Exercise data:
....................
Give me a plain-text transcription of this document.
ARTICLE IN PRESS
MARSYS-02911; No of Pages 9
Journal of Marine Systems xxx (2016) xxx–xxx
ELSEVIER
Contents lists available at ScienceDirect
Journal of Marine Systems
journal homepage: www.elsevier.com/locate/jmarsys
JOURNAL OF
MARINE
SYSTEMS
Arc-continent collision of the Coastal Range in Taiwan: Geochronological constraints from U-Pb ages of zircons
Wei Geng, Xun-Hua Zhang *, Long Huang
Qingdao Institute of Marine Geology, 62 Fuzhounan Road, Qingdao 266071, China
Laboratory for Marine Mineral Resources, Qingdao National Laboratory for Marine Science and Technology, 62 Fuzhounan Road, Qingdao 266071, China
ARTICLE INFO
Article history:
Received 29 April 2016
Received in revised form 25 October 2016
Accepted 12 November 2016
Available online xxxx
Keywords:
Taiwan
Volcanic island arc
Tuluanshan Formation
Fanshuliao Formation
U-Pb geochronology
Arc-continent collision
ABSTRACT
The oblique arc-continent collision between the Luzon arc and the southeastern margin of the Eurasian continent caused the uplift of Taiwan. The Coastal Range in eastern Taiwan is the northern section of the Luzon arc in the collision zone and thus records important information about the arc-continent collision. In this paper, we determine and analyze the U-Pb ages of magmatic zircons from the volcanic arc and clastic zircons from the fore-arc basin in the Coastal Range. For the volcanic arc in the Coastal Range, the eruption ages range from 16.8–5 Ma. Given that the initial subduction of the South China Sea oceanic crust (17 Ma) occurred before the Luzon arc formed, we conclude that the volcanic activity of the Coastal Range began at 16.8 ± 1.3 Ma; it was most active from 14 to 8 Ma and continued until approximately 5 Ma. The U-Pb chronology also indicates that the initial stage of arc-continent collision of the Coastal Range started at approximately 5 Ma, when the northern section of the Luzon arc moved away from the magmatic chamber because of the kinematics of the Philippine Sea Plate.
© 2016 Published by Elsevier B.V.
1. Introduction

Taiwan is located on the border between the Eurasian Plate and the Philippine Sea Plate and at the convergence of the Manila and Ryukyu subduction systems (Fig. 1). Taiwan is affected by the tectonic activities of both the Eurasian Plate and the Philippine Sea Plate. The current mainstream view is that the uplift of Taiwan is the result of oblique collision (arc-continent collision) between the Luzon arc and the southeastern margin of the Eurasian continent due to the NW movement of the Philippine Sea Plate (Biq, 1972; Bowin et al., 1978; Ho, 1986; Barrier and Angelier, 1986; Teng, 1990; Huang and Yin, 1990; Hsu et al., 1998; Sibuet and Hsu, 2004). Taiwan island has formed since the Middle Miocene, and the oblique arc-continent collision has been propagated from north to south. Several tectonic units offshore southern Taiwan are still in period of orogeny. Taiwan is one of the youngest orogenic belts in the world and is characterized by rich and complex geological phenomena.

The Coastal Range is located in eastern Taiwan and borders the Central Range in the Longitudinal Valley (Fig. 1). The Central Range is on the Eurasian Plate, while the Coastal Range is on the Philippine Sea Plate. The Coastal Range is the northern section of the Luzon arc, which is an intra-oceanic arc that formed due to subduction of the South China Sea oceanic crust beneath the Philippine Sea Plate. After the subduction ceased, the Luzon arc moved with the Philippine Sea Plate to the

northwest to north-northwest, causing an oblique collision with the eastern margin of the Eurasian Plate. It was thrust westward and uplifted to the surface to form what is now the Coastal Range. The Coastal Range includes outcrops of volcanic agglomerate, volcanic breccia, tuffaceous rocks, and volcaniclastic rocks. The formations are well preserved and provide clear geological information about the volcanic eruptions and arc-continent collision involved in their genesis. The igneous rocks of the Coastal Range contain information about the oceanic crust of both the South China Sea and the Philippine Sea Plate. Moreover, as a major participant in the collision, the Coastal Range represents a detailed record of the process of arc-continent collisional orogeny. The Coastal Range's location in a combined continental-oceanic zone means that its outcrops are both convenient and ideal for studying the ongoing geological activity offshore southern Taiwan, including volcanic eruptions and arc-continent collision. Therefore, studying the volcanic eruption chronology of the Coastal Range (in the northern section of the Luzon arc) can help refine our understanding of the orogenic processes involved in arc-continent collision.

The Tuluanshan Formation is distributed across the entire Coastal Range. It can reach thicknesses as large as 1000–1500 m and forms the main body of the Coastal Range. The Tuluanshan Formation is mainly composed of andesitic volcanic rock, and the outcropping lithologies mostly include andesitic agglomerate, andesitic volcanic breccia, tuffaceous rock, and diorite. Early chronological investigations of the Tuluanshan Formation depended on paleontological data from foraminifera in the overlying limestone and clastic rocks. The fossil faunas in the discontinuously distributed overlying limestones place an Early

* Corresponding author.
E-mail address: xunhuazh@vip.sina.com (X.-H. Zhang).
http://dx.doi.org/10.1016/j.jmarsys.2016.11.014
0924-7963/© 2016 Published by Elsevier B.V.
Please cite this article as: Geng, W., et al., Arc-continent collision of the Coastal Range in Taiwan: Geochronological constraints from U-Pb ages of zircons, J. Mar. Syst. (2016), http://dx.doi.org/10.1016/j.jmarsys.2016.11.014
....................
Your instructions: Find the lines above that contain the word "Geng" and collect them.

Response below:
Wei Geng, Xun-Hua Zhang *, Long Huang
Please cite this article as: Geng, W., et al., Arc-continent collision of the Coastal Range in Taiwan: Geochronological constraints from U-Pb ages of zircons, J. Mar. Syst. (2016), http://dx.doi.org/10.1016/j.jmarsys.2016.11.014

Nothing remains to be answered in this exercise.